Task requirements.
Print the entries that appear below, exactly as written and without their pictures.
....................
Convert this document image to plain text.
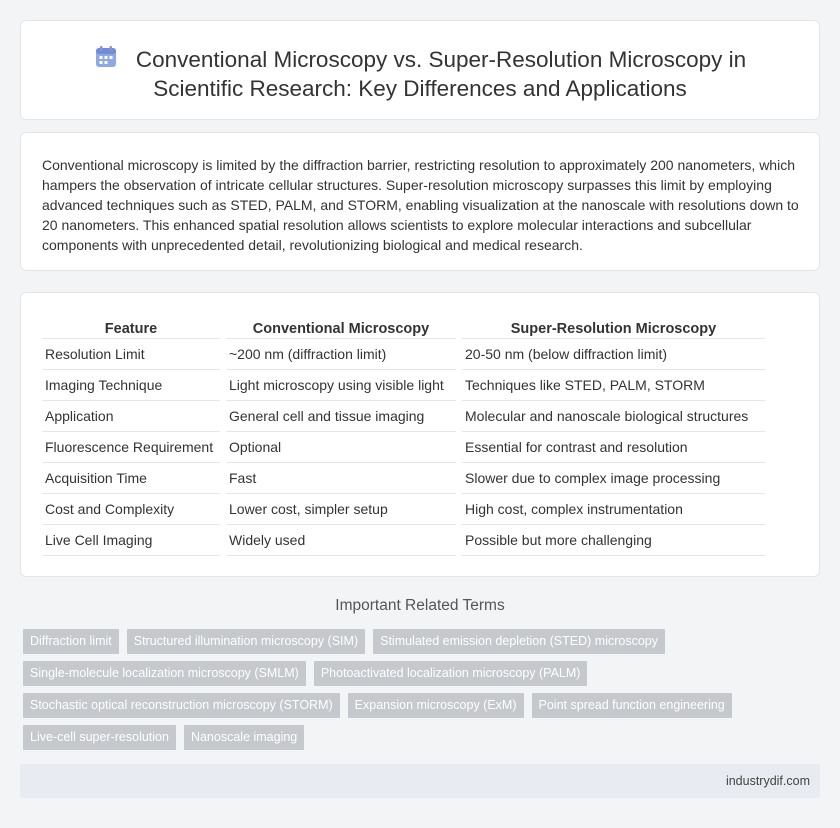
Conventional Microscopy vs. Super-Resolution Microscopy in
Scientific Research: Key Differences and Applications

Conventional microscopy is limited by the diffraction barrier, restricting resolution to approximately 200 nanometers, which hampers the observation of intricate cellular structures. Super-resolution microscopy surpasses this limit by employing advanced techniques such as STED, PALM, and STORM, enabling visualization at the nanoscale with resolutions down to 20 nanometers. This enhanced spatial resolution allows scientists to explore molecular interactions and subcellular components with unprecedented detail, revolutionizing biological and medical research.

Feature	Conventional Microscopy	Super-Resolution Microscopy
Resolution Limit	~200 nm (diffraction limit)	20-50 nm (below diffraction limit)
Imaging Technique	Light microscopy using visible light	Techniques like STED, PALM, STORM
Application	General cell and tissue imaging	Molecular and nanoscale biological structures
Fluorescence Requirement	Optional	Essential for contrast and resolution
Acquisition Time	Fast	Slower due to complex image processing
Cost and Complexity	Lower cost, simpler setup	High cost, complex instrumentation
Live Cell Imaging	Widely used	Possible but more challenging
Important Related Terms
Diffraction limit	Structured illumination microscopy (SIM)	Stimulated emission depletion (STED) microscopy
Single-molecule localization microscopy (SMLM)	Photoactivated localization microscopy (PALM)
Stochastic optical reconstruction microscopy (STORM)	Expansion microscopy (ExM)	Point spread function engineering
Live-cell super-resolution	Nanoscale imaging
industrydif.com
....................
Solved problem.
Convert this document image to plain text.
Conventional Microscopy vs. Super-Resolution Microscopy in
Scientific Research: Key Differences and Applications

Conventional microscopy is limited by the diffraction barrier, restricting resolution to approximately 200 nanometers, which hampers the observation of intricate cellular structures. Super-resolution microscopy surpasses this limit by employing advanced techniques such as STED, PALM, and STORM, enabling visualization at the nanoscale with resolutions down to 20 nanometers. This enhanced spatial resolution allows scientists to explore molecular interactions and subcellular components with unprecedented detail, revolutionizing biological and medical research.

Feature	Conventional Microscopy	Super-Resolution Microscopy
Resolution Limit	~200 nm (diffraction limit)	20-50 nm (below diffraction limit)
Imaging Technique	Light microscopy using visible light	Techniques like STED, PALM, STORM
Application	General cell and tissue imaging	Molecular and nanoscale biological structures
Fluorescence Requirement	Optional	Essential for contrast and resolution
Acquisition Time	Fast	Slower due to complex image processing
Cost and Complexity	Lower cost, simpler setup	High cost, complex instrumentation
Live Cell Imaging	Widely used	Possible but more challenging
Important Related Terms
Diffraction limit	Structured illumination microscopy (SIM)	Stimulated emission depletion (STED) microscopy
Single-molecule localization microscopy (SMLM)	Photoactivated localization microscopy (PALM)
Stochastic optical reconstruction microscopy (STORM)	Expansion microscopy (ExM)	Point spread function engineering
Live-cell super-resolution	Nanoscale imaging
industrydif.com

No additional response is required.